### Stored rows
■ ■ ■ ■ ■ ■ ■
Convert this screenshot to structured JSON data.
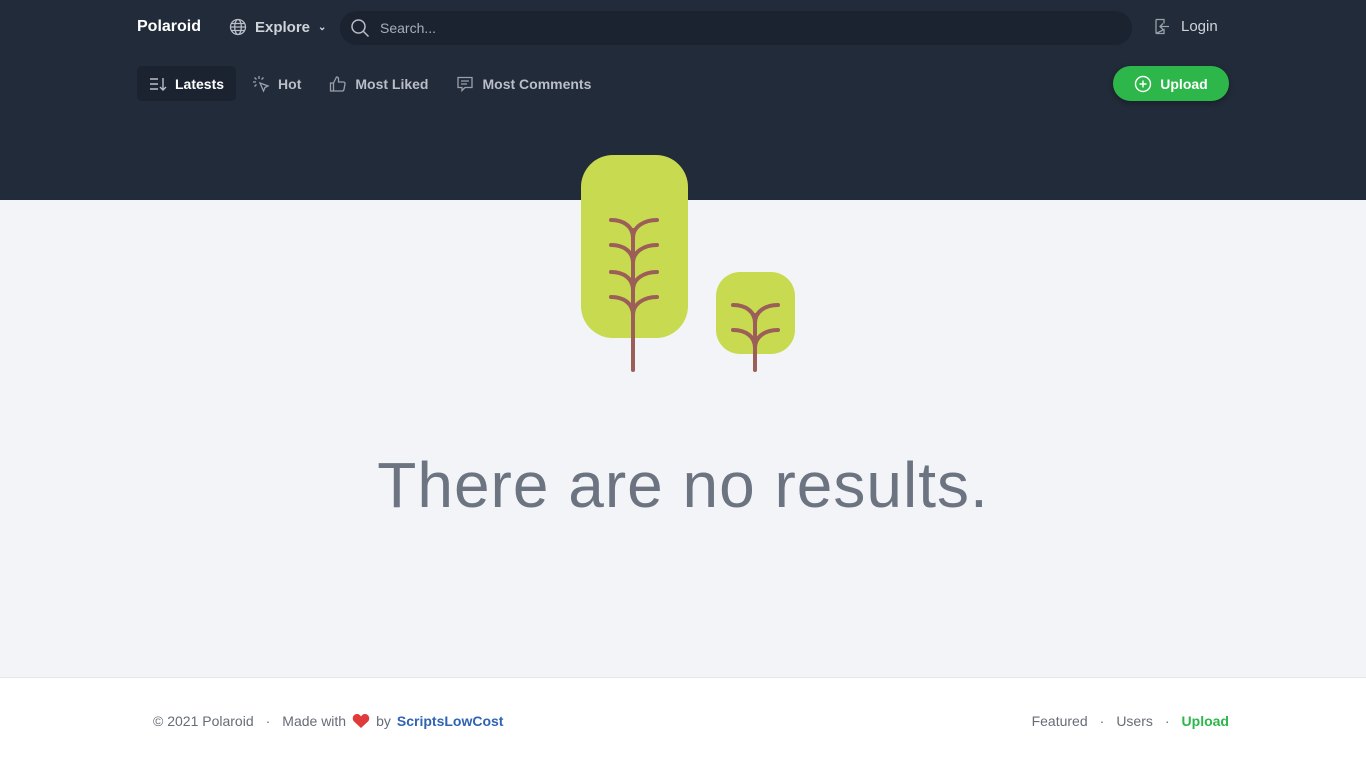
{
  "header": {
    "brand": "Polaroid",
    "explore": "Explore",
    "search_placeholder": "Search...",
    "login": "Login",
    "upload": "Upload"
  },
  "tabs": [
    {
      "label": "Latests",
      "icon": "sort-icon"
    },
    {
      "label": "Hot",
      "icon": "sparkle-cursor-icon"
    },
    {
      "label": "Most Liked",
      "icon": "thumbs-up-icon"
    },
    {
      "label": "Most Comments",
      "icon": "comment-icon"
    }
  ],
  "main": {
    "message": "There are no results."
  },
  "colors": {
    "header": "#222b3a",
    "accent": "#2db74a",
    "tree": "#c8da4f",
    "trunk": "#9b5e58"
  },
  "footer": {
    "copyright": "© 2021 Polaroid",
    "sep": "·",
    "made_with": "Made with",
    "by": "by",
    "author": "ScriptsLowCost",
    "links": [
      "Featured",
      "Users",
      "Upload"
    ]
  }
}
■ ■ ■ ■ ■ ■ ■
### What is required
Identify each line holding the string "icon", and copy it out.

### Complete answer
      "icon": "sort-icon"
      "icon": "sparkle-cursor-icon"
      "icon": "thumbs-up-icon"
      "icon": "comment-icon"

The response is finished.